### READING TEXT

The aim of this work was an experimental study of the functional activity of neutrophils and peripheral blood monocytes in rats with the transplanted Walker carcinosarcoma as potential predictors of the sensitivity of this tumor to doxorubicin treatment.

2. Materials and Methods

Experimental animals and tumors. The research was conducted on female Wistar rats 2.5 months old weighing of 185.0 ± 13.8 g, bred in an animal facility at R.E. Kavetsky Institute of Experimental Pathology, Oncology and Radiobiology of the National Academy of Sciences of Ukraine. Animals were kept in vivarium with the standard light and food regimen (water and nutrition ad libitum). In total, 70 animals were used (including rats that were used to development of a doxorubicin-resistant variant of the Walker 256 carcinosarcoma strain).

The research was carried out per under the “Procedure for Conducting Scientific Experiments on Animals by the Scientific Institutions” (Ukraine, 2012), which is per under the provisions of the European Convention on the Protection of Vertebrate Animals Used for Experiments and Other Scientific Purposes (Starburg, 1986).

In the study, two variants of Walker 256 carcinosarcoma were used the initial parental strain and its variant resistant to doxorubicin. The development of doxorubicin-resistant variant of the strain (DOX, Doxorubicin Teva, Pharmachemie BV, the Netherlands) was performed according to the procedure described in [10]. Briefly, at the first step, a 20% suspension of cells of the original variant of Walker carcinosarcoma was transplanted in the thigh of animals. When the tumor developed to a volume of 0.5 cm³, rats were administered with DOX once daily for 6 days at a total dose of 9.0 mg/kg [10]. The next day after treatment termination, anesthetized animals were slaughtered under anesthesia (Sedazin, Biowet Pulawy, Poland), the tumors were withdrawn and used to prepare a 20% tumor cell suspension, which was transplanted to rats for the next stage of resistance formation according to a scheme similar to the first step. In total, 7 stages of tumor transplantation have been performed.

######

QUESTIONS ON THE MATERIAL:
1. Decide whether each statement agrees with the carcinosarcoma text. Answer yes or no and quote the words of the text that decide it.
(a) The study used male rats.
(b) Seventy animals were used in total.
(c) DOX was given once daily for ten days.
2. Extend the carcinosarcoma text, beginning after its final sentence.
The material has no connection to the carcinosarcoma text.

### RECORD EXCERPTS

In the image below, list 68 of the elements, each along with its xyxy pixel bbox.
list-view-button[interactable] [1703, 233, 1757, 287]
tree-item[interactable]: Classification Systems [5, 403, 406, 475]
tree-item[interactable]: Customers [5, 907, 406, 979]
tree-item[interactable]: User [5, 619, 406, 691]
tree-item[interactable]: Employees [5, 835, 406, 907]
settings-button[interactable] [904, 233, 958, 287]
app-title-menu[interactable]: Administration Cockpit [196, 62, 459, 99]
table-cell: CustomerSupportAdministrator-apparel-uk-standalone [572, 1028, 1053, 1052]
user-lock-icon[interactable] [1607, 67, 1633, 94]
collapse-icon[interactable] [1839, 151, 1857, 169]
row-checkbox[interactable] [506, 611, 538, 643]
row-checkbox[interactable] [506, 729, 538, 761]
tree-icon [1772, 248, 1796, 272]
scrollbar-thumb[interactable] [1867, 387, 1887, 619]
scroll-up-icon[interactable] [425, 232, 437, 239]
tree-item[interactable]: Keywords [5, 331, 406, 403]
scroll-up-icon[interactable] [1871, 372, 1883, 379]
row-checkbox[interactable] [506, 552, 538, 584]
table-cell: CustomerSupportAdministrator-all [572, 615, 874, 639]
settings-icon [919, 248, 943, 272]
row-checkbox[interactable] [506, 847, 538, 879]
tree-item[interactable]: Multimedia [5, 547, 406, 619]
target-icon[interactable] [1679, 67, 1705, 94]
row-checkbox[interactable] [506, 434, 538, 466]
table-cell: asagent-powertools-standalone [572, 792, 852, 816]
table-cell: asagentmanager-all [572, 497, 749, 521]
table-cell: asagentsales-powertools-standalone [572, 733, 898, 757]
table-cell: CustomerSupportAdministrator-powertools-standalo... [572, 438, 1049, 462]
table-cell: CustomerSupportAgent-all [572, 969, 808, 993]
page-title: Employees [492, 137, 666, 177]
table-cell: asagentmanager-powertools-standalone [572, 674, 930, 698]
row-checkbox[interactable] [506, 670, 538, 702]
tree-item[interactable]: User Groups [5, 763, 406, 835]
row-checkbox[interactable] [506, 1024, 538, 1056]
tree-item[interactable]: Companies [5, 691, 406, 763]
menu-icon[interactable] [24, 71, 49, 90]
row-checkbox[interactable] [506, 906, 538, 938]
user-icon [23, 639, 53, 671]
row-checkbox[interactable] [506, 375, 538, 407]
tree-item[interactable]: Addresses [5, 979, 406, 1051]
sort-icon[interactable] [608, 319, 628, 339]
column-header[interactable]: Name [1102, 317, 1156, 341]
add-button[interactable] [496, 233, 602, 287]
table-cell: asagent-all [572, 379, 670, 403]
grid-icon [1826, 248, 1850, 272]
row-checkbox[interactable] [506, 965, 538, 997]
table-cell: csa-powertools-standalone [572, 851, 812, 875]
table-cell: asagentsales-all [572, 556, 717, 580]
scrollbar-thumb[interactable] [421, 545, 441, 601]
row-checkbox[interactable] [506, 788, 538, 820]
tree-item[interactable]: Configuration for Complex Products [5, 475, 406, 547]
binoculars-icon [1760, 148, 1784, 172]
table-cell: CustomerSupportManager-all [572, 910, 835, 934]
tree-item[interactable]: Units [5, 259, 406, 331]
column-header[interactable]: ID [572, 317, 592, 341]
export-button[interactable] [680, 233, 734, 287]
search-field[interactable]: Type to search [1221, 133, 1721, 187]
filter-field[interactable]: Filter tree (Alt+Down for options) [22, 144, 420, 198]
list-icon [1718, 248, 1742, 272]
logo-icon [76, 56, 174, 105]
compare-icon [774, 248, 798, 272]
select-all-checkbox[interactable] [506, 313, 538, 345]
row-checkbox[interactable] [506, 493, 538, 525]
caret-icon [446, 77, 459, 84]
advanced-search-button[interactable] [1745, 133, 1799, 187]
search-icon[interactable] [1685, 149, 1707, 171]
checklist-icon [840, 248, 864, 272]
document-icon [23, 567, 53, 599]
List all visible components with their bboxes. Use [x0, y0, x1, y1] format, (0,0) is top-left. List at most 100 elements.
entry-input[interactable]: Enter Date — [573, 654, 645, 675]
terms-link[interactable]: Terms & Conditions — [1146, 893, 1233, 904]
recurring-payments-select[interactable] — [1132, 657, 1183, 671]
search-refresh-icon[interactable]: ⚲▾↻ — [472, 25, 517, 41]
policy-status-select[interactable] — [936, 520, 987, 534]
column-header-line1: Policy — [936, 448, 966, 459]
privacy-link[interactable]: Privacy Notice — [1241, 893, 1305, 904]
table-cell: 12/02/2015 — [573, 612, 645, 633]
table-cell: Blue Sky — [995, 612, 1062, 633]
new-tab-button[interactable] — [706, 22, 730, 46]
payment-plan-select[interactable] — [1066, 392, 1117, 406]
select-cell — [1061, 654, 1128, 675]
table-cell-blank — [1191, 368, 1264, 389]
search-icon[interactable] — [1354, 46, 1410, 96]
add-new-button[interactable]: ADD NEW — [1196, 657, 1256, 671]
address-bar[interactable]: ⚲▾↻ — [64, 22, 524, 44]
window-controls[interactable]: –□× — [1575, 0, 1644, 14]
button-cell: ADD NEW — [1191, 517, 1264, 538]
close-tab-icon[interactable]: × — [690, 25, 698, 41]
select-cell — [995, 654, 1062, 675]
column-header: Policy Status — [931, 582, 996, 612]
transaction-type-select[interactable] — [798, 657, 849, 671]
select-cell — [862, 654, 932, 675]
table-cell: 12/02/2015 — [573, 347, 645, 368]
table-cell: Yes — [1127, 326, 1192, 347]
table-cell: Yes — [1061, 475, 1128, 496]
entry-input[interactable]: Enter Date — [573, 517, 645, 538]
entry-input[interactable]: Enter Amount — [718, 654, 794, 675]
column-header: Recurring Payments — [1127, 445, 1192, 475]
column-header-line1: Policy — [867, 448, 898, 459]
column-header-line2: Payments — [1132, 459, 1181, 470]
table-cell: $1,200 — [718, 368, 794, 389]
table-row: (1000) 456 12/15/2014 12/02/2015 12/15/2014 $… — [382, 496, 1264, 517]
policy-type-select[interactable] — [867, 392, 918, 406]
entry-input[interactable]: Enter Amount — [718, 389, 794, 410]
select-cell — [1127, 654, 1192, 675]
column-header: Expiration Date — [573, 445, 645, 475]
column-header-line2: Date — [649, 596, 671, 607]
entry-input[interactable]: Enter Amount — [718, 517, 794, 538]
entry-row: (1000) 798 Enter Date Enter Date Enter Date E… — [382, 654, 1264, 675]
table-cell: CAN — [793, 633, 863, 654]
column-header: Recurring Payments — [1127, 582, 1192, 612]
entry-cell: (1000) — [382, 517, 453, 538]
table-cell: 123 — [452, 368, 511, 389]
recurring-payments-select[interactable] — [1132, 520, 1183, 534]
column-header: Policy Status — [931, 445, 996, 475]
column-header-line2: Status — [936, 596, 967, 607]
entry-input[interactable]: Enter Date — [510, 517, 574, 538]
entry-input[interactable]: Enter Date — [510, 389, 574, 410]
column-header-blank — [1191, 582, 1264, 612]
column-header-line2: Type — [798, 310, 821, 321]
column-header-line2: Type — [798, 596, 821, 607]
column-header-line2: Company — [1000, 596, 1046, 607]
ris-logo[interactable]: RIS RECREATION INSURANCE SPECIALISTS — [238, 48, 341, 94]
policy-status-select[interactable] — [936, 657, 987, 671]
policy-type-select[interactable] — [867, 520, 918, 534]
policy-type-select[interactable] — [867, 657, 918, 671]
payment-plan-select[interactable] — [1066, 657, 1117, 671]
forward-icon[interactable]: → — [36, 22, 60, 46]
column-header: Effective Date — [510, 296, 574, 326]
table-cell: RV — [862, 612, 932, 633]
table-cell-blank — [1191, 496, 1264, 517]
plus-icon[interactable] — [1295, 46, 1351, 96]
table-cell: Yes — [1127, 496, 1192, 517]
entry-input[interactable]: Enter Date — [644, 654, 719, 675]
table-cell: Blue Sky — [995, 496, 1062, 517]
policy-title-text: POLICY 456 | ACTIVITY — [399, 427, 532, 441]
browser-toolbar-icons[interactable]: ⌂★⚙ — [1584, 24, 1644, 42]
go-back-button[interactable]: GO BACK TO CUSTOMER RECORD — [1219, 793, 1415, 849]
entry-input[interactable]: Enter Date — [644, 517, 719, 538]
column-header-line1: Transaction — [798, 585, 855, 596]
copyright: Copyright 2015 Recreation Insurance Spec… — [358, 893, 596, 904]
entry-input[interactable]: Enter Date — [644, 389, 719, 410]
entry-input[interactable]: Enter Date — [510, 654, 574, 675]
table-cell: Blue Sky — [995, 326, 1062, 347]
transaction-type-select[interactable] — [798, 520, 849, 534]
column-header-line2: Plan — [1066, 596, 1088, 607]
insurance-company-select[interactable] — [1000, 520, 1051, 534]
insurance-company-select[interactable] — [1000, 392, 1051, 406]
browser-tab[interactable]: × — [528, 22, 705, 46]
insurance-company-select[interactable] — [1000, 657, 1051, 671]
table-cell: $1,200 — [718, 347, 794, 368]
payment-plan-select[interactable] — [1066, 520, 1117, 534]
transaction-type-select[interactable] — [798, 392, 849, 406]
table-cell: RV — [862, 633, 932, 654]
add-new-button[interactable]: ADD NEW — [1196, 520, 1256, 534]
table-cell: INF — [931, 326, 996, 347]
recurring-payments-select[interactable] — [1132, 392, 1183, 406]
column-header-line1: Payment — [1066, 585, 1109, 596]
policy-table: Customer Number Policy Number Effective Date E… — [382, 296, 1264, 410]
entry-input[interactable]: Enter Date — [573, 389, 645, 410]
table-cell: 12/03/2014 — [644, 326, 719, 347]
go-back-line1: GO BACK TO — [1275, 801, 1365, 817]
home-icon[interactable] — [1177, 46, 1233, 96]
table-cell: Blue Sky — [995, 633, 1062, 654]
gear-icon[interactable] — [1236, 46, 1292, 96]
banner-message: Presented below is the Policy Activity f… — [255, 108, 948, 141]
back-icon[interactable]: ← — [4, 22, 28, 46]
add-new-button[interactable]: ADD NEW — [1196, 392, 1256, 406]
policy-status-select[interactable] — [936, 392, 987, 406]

######

OUTPUTS BY TASK:
1.
(a) No: "female Wistar rats 2.5 months old"
(b) Yes: "In total, 70 animals were used"
(c) No: "once daily for 6 days at a total dose of 9.0 mg/kg"

2.
Assessment of tumor sensitivity to doxorubicin. To assess the sensitivity of each variant of Walker carcinosarcoma to the action of DOX, we have used a tumor growth inhibition coefficient (D), which was calculated by the formula: D = (Vc − V)/Vc × 100%, where V is the average volume of tumor in a group of animals after 6 consecutive daily administrations of DOX at a total dose of 9 mg/kg, and Vc is the mean tumor volume in a group of animals not administered with DOX. The volume of tumors in each group was determined on the 9th day of tumor growth (the day after the end of DOX therapy) by the formula V = a × b × c, where a, b, c are the maximum diameters of the tumor node in three mutually perpendicular planes.

Structure of research. The cell suspension of the original and resistant variant of Walker carcinosarcoma was transplanted into the thigh of the rats (5 rats for each variant of the tumor). At the 9^th day of tumor growth, the animals were decapitated under anesthesia. The tumors were withdrawn for further histological examination. Blood was collected for the determination of leukogram, phagocytic activity and production of reactive oxygen species (ROS) by blood neutrophils and monocytes.

The indices of leukogram were determined using an automatic hematologic analyzer Partical Counter PCE-210 (ERMA Inc., Japan).

To determine the spontaneous level of phagocytic activity of neutrophils and monocytes, 90 μl of blood was collected in a cytometric tube, 20 μl of suspension of inactivated and FITC-labeled staphylococcus (200 mln/ml) were added and the specimens were incubated for 30 minutes in an incubator at 37˚C. After incubation, the samples were triply washed with phosphate buffer and fixed in 0.4% formalin solution for further cytofluorometric analysis. During the cytometry of each sample, at least 3 thousand cells in three replicates were analyzed. The relative number of phagocytosis-active neutrophils and monocytes and the rate of engulfed bacteria were determined [11].

To determine the level of ROS production by neutrophils and monocytes, 90 μl of blood was placed in a cytofluorometer tube, 10 μl of 2’,7’-dichlorodihydrofluorescein diacetate (DHF-DA, Sigma-Aldrich, USA) was added and the specimens were incubated for 30 minutes in an incubator at 37˚C. After incubation, the samples were triply washed with phosphate buffer and fixed in 0.4% formalin solution for further cytofluorometric analysis. During the cytometry of each sample, at least 3 thousand cells in three replicates were analyzed. The relative number of neutrophils and monocytes producing ROS and the intensity of ROS production were determined [11].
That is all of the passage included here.